[Data records]
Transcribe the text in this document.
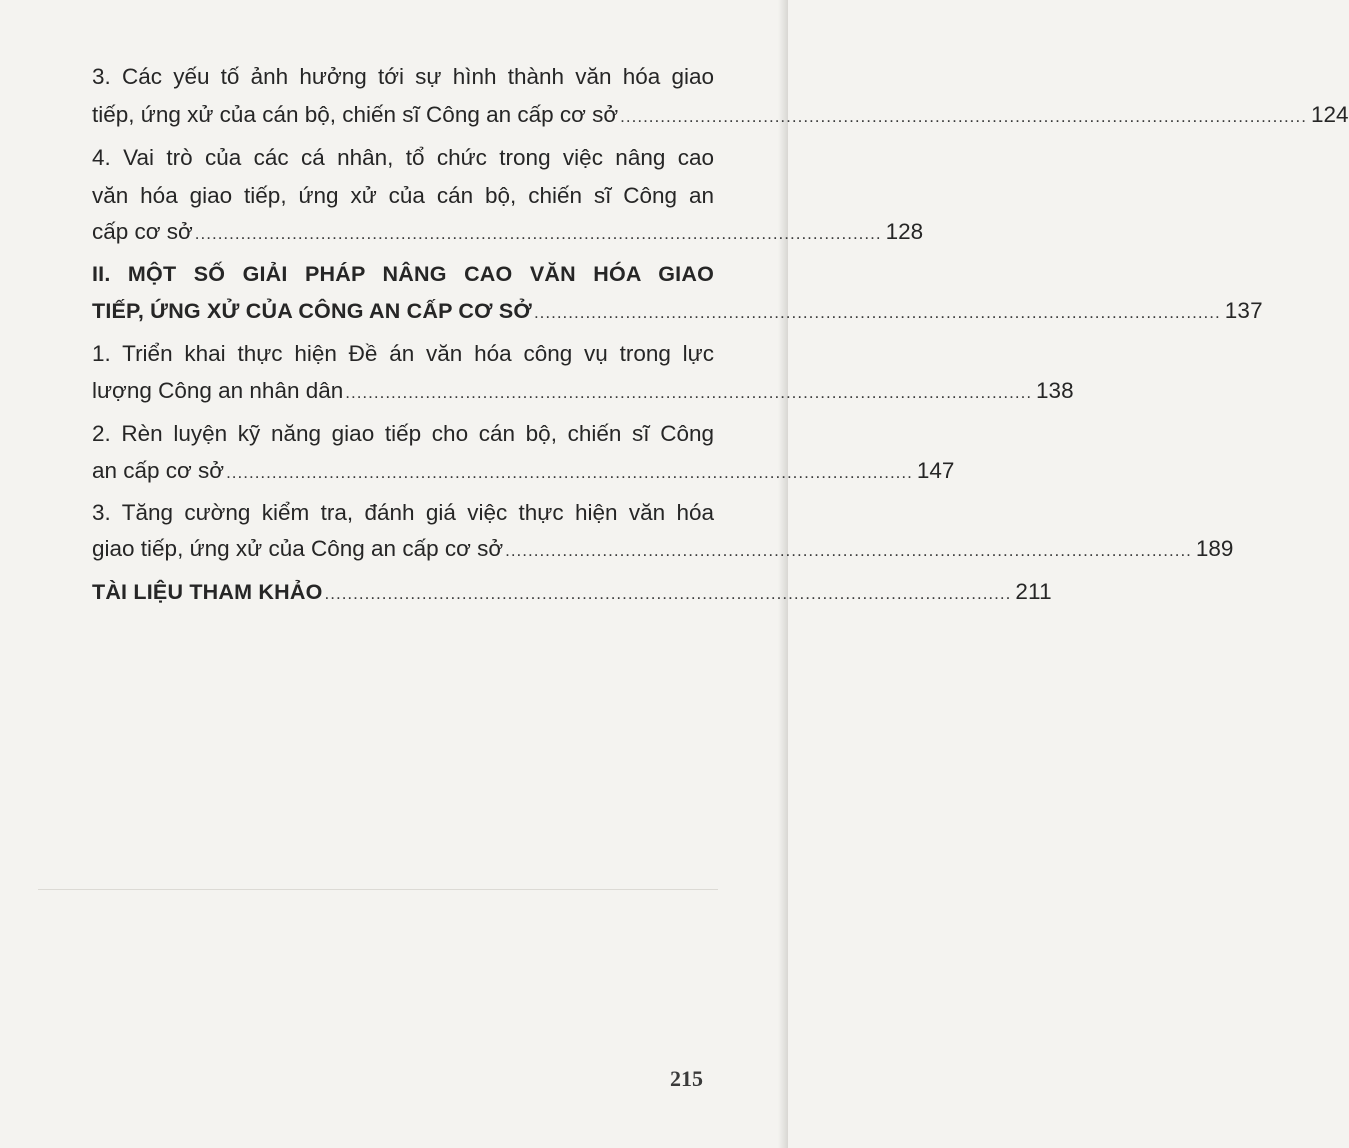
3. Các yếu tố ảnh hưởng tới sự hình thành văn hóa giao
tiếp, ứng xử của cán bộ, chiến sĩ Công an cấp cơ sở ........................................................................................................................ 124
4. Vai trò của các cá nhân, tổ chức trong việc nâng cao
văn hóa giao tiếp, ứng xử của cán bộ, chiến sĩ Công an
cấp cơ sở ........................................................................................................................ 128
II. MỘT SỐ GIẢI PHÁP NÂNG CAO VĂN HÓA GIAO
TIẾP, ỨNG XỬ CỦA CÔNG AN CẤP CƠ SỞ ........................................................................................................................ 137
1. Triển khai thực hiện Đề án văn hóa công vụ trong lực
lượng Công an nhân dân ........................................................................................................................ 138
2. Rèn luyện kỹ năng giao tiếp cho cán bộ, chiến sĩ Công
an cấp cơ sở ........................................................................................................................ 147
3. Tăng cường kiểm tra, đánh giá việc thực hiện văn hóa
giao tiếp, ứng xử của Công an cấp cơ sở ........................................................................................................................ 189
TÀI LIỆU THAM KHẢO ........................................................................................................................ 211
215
--
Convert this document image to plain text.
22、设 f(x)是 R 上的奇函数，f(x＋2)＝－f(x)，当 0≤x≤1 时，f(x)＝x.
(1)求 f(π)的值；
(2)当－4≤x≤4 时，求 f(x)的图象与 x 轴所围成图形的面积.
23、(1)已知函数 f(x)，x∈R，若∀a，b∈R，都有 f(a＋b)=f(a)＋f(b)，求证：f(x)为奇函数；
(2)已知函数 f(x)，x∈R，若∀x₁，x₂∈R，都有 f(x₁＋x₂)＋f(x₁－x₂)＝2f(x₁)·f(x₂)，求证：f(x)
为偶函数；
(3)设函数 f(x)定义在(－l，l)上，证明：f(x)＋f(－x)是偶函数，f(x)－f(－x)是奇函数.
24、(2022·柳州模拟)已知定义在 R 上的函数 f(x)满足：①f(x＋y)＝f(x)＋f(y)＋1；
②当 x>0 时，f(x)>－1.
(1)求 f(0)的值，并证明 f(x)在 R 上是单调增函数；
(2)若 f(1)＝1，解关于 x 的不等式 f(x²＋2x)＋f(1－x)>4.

**What is asked**
Lines holding the word "hiện" in the entries above are the ones to pull out. Copy them all.

**Result**
1. Triển khai thực hiện Đề án văn hóa công vụ trong lực
3. Tăng cường kiểm tra, đánh giá việc thực hiện văn hóa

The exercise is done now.